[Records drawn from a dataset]

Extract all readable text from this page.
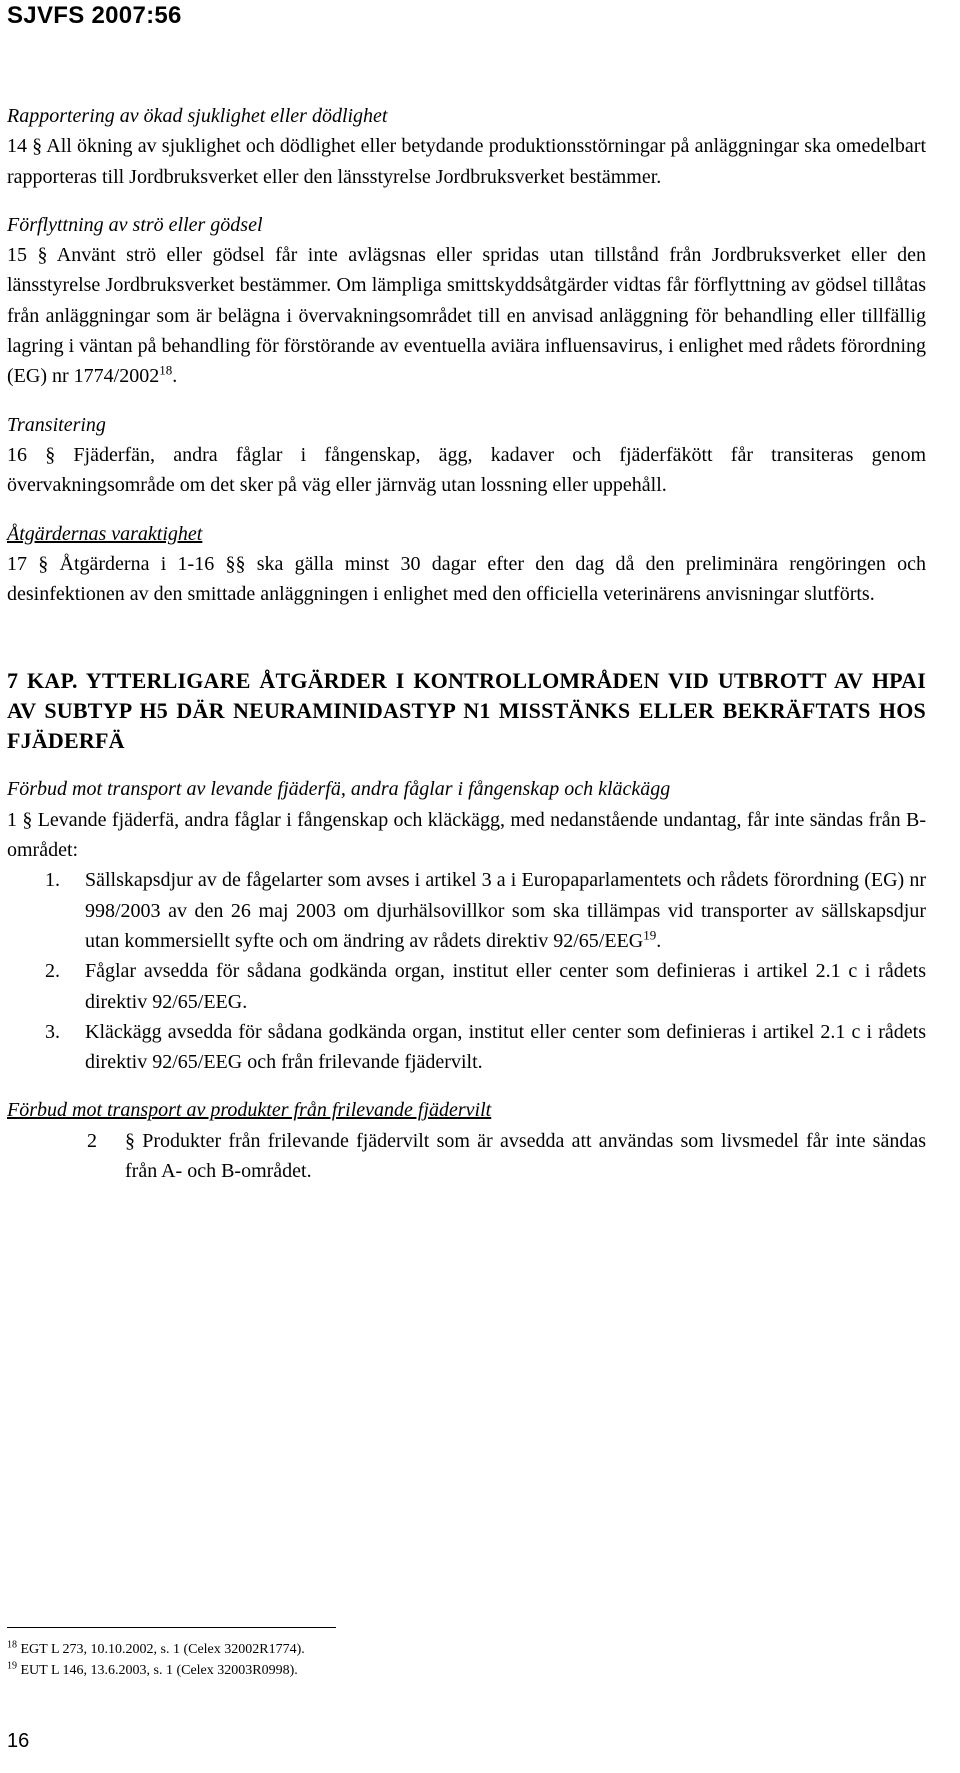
SJVFS 2007:56

Rapportering av ökad sjuklighet eller dödlighet

14 § All ökning av sjuklighet och dödlighet eller betydande produktionsstörningar på anläggningar ska omedelbart rapporteras till Jordbruksverket eller den länsstyrelse Jordbruksverket bestämmer.

Förflyttning av strö eller gödsel

15 § Använt strö eller gödsel får inte avlägsnas eller spridas utan tillstånd från Jordbruksverket eller den länsstyrelse Jordbruksverket bestämmer. Om lämpliga smittskyddsåtgärder vidtas får förflyttning av gödsel tillåtas från anläggningar som är belägna i övervakningsområdet till en anvisad anläggning för behandling eller tillfällig lagring i väntan på behandling för förstörande av eventuella aviära influensavirus, i enlighet med rådets förordning (EG) nr 1774/2002$^{18}$.

Transitering

16 § Fjäderfän, andra fåglar i fångenskap, ägg, kadaver och fjäderfäkött får transiteras genom övervakningsområde om det sker på väg eller järnväg utan lossning eller uppehåll.

Åtgärdernas varaktighet

17 § Åtgärderna i 1-16 §§ ska gälla minst 30 dagar efter den dag då den preliminära rengöringen och desinfektionen av den smittade anläggningen i enlighet med den officiella veterinärens anvisningar slutförts.

7 KAP. YTTERLIGARE ÅTGÄRDER I KONTROLLOMRÅDEN VID UTBROTT AV HPAI AV SUBTYP H5 DÄR NEURAMINIDASTYP N1 MISSTÄNKS ELLER BEKRÄFTATS HOS FJÄDERFÄ

Förbud mot transport av levande fjäderfä, andra fåglar i fångenskap och kläckägg

1 § Levande fjäderfä, andra fåglar i fångenskap och kläckägg, med nedanstående undantag, får inte sändas från B-området:

1.	Sällskapsdjur av de fågelarter som avses i artikel 3 a i Europaparlamentets och rådets förordning (EG) nr 998/2003 av den 26 maj 2003 om djurhälsovillkor som ska tillämpas vid transporter av sällskapsdjur utan kommersiellt syfte och om ändring av rådets direktiv 92/65/EEG$^{19}$.
2.	Fåglar avsedda för sådana godkända organ, institut eller center som definieras i artikel 2.1 c i rådets direktiv 92/65/EEG.
3.	Kläckägg avsedda för sådana godkända organ, institut eller center som definieras i artikel 2.1 c i rådets direktiv 92/65/EEG och från frilevande fjädervilt.

Förbud mot transport av produkter från frilevande fjädervilt

2	§ Produkter från frilevande fjädervilt som är avsedda att användas som livsmedel får inte sändas från A- och B-området.
$^{18}$ EGT L 273, 10.10.2002, s. 1 (Celex 32002R1774).
$^{19}$ EUT L 146, 13.6.2003, s. 1 (Celex 32003R0998).
16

_Assigned task:_
All the lines that hold the word "institut" must appear in the answer, copied from the records.

_Response to this exercise:_
2.	Fåglar avsedda för sådana godkända organ, institut eller center som definieras i artikel 2.1 c i rådets direktiv 92/65/EEG.
3.	Kläckägg avsedda för sådana godkända organ, institut eller center som definieras i artikel 2.1 c i rådets direktiv 92/65/EEG och från frilevande fjädervilt.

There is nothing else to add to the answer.